__What is being asked__
Return every line of the material exactly.

__Dataset__
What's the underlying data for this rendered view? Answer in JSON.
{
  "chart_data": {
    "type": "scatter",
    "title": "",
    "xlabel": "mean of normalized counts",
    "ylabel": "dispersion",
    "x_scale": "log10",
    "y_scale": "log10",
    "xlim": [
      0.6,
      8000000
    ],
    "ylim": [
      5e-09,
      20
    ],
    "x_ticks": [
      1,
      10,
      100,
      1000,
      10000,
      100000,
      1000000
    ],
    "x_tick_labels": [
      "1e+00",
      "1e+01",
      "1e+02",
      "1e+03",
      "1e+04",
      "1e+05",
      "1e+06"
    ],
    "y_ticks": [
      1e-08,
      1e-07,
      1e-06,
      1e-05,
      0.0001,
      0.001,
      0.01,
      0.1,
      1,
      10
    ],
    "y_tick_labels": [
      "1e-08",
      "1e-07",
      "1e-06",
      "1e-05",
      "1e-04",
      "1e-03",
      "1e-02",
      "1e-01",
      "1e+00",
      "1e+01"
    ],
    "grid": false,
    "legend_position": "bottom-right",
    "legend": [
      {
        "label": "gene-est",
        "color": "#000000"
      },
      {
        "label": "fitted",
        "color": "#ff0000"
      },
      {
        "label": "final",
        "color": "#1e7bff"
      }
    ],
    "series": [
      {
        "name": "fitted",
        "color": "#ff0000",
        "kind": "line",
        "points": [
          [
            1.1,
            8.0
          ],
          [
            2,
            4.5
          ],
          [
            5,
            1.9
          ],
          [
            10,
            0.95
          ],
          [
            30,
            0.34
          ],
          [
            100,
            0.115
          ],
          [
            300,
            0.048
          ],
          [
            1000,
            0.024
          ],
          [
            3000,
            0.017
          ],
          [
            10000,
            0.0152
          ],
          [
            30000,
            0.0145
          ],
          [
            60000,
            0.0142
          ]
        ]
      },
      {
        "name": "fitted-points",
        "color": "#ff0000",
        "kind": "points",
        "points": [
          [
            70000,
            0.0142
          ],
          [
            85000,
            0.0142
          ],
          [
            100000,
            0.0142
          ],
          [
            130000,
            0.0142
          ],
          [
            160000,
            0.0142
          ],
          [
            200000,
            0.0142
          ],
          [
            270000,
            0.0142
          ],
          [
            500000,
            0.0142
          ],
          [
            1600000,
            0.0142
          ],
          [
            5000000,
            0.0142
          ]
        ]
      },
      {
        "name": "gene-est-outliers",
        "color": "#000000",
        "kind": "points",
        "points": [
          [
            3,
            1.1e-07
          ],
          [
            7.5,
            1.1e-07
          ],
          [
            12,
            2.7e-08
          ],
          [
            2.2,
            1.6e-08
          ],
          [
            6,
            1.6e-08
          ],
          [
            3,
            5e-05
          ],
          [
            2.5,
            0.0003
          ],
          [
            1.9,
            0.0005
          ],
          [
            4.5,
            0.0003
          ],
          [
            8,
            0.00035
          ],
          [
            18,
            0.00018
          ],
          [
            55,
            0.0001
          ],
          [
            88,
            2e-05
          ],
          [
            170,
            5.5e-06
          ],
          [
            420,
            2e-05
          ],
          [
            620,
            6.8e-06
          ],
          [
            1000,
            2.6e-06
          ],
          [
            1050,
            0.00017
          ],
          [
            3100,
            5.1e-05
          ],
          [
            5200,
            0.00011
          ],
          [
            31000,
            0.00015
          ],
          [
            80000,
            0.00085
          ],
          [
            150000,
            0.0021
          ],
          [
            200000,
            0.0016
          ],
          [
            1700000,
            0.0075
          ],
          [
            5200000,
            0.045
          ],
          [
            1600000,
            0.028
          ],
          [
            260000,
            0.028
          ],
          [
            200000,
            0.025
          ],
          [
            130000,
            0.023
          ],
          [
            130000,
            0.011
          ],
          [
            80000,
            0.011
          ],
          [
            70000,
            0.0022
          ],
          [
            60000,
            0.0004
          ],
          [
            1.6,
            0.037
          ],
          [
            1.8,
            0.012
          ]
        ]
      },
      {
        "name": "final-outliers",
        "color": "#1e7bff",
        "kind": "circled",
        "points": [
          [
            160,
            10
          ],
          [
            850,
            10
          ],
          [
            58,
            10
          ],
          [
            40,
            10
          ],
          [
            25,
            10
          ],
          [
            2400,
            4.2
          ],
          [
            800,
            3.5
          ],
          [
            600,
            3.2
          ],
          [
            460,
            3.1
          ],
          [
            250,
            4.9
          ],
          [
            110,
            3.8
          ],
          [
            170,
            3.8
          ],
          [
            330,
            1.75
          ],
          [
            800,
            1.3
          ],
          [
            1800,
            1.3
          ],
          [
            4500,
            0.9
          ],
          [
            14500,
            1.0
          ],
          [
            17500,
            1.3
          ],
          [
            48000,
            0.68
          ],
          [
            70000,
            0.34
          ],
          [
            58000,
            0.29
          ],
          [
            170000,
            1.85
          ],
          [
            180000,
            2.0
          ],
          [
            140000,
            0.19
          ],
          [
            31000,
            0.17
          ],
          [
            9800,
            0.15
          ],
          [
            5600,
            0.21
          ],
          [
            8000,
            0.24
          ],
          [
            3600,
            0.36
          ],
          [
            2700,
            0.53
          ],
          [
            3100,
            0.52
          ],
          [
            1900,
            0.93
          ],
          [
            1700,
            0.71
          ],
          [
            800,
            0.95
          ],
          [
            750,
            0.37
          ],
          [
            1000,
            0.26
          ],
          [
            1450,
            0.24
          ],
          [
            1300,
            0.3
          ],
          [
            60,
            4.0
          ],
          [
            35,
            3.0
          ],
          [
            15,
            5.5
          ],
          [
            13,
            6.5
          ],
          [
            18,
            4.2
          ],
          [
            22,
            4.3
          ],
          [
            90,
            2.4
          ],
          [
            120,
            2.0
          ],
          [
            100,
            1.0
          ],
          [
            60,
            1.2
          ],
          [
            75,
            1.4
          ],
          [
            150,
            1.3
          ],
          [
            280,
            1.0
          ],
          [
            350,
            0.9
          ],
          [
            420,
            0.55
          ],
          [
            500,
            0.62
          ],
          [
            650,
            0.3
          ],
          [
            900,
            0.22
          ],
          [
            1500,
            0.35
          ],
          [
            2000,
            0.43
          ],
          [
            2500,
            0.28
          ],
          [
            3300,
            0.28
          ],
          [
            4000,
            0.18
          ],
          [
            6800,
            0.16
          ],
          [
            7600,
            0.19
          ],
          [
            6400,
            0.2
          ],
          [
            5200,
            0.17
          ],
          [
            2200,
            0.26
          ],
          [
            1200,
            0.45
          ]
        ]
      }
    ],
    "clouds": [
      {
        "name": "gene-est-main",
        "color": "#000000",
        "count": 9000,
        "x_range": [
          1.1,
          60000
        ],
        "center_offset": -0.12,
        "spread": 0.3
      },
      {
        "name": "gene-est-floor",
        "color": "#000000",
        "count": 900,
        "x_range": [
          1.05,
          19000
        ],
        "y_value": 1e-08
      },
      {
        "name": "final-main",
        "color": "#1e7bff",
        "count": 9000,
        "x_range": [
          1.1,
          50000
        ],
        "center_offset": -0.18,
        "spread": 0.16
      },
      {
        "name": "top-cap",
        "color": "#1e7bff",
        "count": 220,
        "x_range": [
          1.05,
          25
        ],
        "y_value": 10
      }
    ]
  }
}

__Answer to the problem__
What's the underlying data for this rendered view? Answer in JSON.
{
  "chart_data": {
    "type": "scatter",
    "title": "",
    "xlabel": "mean of normalized counts",
    "ylabel": "dispersion",
    "x_scale": "log10",
    "y_scale": "log10",
    "xlim": [
      0.6,
      8000000
    ],
    "ylim": [
      5e-09,
      20
    ],
    "x_ticks": [
      1,
      10,
      100,
      1000,
      10000,
      100000,
      1000000
    ],
    "x_tick_labels": [
      "1e+00",
      "1e+01",
      "1e+02",
      "1e+03",
      "1e+04",
      "1e+05",
      "1e+06"
    ],
    "y_ticks": [
      1e-08,
      1e-07,
      1e-06,
      1e-05,
      0.0001,
      0.001,
      0.01,
      0.1,
      1,
      10
    ],
    "y_tick_labels": [
      "1e-08",
      "1e-07",
      "1e-06",
      "1e-05",
      "1e-04",
      "1e-03",
      "1e-02",
      "1e-01",
      "1e+00",
      "1e+01"
    ],
    "grid": false,
    "legend_position": "bottom-right",
    "legend": [
      {
        "label": "gene-est",
        "color": "#000000"
      },
      {
        "label": "fitted",
        "color": "#ff0000"
      },
      {
        "label": "final",
        "color": "#1e7bff"
      }
    ],
    "series": [
      {
        "name": "fitted",
        "color": "#ff0000",
        "kind": "line",
        "points": [
          [
            1.1,
            8.0
          ],
          [
            2,
            4.5
          ],
          [
            5,
            1.9
          ],
          [
            10,
            0.95
          ],
          [
            30,
            0.34
          ],
          [
            100,
            0.115
          ],
          [
            300,
            0.048
          ],
          [
            1000,
            0.024
          ],
          [
            3000,
            0.017
          ],
          [
            10000,
            0.0152
          ],
          [
            30000,
            0.0145
          ],
          [
            60000,
            0.0142
          ]
        ]
      },
      {
        "name": "fitted-points",
        "color": "#ff0000",
        "kind": "points",
        "points": [
          [
            70000,
            0.0142
          ],
          [
            85000,
            0.0142
          ],
          [
            100000,
            0.0142
          ],
          [
            130000,
            0.0142
          ],
          [
            160000,
            0.0142
          ],
          [
            200000,
            0.0142
          ],
          [
            270000,
            0.0142
          ],
          [
            500000,
            0.0142
          ],
          [
            1600000,
            0.0142
          ],
          [
            5000000,
            0.0142
          ]
        ]
      },
      {
        "name": "gene-est-outliers",
        "color": "#000000",
        "kind": "points",
        "points": [
          [
            3,
            1.1e-07
          ],
          [
            7.5,
            1.1e-07
          ],
          [
            12,
            2.7e-08
          ],
          [
            2.2,
            1.6e-08
          ],
          [
            6,
            1.6e-08
          ],
          [
            3,
            5e-05
          ],
          [
            2.5,
            0.0003
          ],
          [
            1.9,
            0.0005
          ],
          [
            4.5,
            0.0003
          ],
          [
            8,
            0.00035
          ],
          [
            18,
            0.00018
          ],
          [
            55,
            0.0001
          ],
          [
            88,
            2e-05
          ],
          [
            170,
            5.5e-06
          ],
          [
            420,
            2e-05
          ],
          [
            620,
            6.8e-06
          ],
          [
            1000,
            2.6e-06
          ],
          [
            1050,
            0.00017
          ],
          [
            3100,
            5.1e-05
          ],
          [
            5200,
            0.00011
          ],
          [
            31000,
            0.00015
          ],
          [
            80000,
            0.00085
          ],
          [
            150000,
            0.0021
          ],
          [
            200000,
            0.0016
          ],
          [
            1700000,
            0.0075
          ],
          [
            5200000,
            0.045
          ],
          [
            1600000,
            0.028
          ],
          [
            260000,
            0.028
          ],
          [
            200000,
            0.025
          ],
          [
            130000,
            0.023
          ],
          [
            130000,
            0.011
          ],
          [
            80000,
            0.011
          ],
          [
            70000,
            0.0022
          ],
          [
            60000,
            0.0004
          ],
          [
            1.6,
            0.037
          ],
          [
            1.8,
            0.012
          ]
        ]
      },
      {
        "name": "final-outliers",
        "color": "#1e7bff",
        "kind": "circled",
        "points": [
          [
            160,
            10
          ],
          [
            850,
            10
          ],
          [
            58,
            10
          ],
          [
            40,
            10
          ],
          [
            25,
            10
          ],
          [
            2400,
            4.2
          ],
          [
            800,
            3.5
          ],
          [
            600,
            3.2
          ],
          [
            460,
            3.1
          ],
          [
            250,
            4.9
          ],
          [
            110,
            3.8
          ],
          [
            170,
            3.8
          ],
          [
            330,
            1.75
          ],
          [
            800,
            1.3
          ],
          [
            1800,
            1.3
          ],
          [
            4500,
            0.9
          ],
          [
            14500,
            1.0
          ],
          [
            17500,
            1.3
          ],
          [
            48000,
            0.68
          ],
          [
            70000,
            0.34
          ],
          [
            58000,
            0.29
          ],
          [
            170000,
            1.85
          ],
          [
            180000,
            2.0
          ],
          [
            140000,
            0.19
          ],
          [
            31000,
            0.17
          ],
          [
            9800,
            0.15
          ],
          [
            5600,
            0.21
          ],
          [
            8000,
            0.24
          ],
          [
            3600,
            0.36
          ],
          [
            2700,
            0.53
          ],
          [
            3100,
            0.52
          ],
          [
            1900,
            0.93
          ],
          [
            1700,
            0.71
          ],
          [
            800,
            0.95
          ],
          [
            750,
            0.37
          ],
          [
            1000,
            0.26
          ],
          [
            1450,
            0.24
          ],
          [
            1300,
            0.3
          ],
          [
            60,
            4.0
          ],
          [
            35,
            3.0
          ],
          [
            15,
            5.5
          ],
          [
            13,
            6.5
          ],
          [
            18,
            4.2
          ],
          [
            22,
            4.3
          ],
          [
            90,
            2.4
          ],
          [
            120,
            2.0
          ],
          [
            100,
            1.0
          ],
          [
            60,
            1.2
          ],
          [
            75,
            1.4
          ],
          [
            150,
            1.3
          ],
          [
            280,
            1.0
          ],
          [
            350,
            0.9
          ],
          [
            420,
            0.55
          ],
          [
            500,
            0.62
          ],
          [
            650,
            0.3
          ],
          [
            900,
            0.22
          ],
          [
            1500,
            0.35
          ],
          [
            2000,
            0.43
          ],
          [
            2500,
            0.28
          ],
          [
            3300,
            0.28
          ],
          [
            4000,
            0.18
          ],
          [
            6800,
            0.16
          ],
          [
            7600,
            0.19
          ],
          [
            6400,
            0.2
          ],
          [
            5200,
            0.17
          ],
          [
            2200,
            0.26
          ],
          [
            1200,
            0.45
          ]
        ]
      }
    ],
    "clouds": [
      {
        "name": "gene-est-main",
        "color": "#000000",
        "count": 9000,
        "x_range": [
          1.1,
          60000
        ],
        "center_offset": -0.12,
        "spread": 0.3
      },
      {
        "name": "gene-est-floor",
        "color": "#000000",
        "count": 900,
        "x_range": [
          1.05,
          19000
        ],
        "y_value": 1e-08
      },
      {
        "name": "final-main",
        "color": "#1e7bff",
        "count": 9000,
        "x_range": [
          1.1,
          50000
        ],
        "center_offset": -0.18,
        "spread": 0.16
      },
      {
        "name": "top-cap",
        "color": "#1e7bff",
        "count": 220,
        "x_range": [
          1.05,
          25
        ],
        "y_value": 10
      }
    ]
  }
}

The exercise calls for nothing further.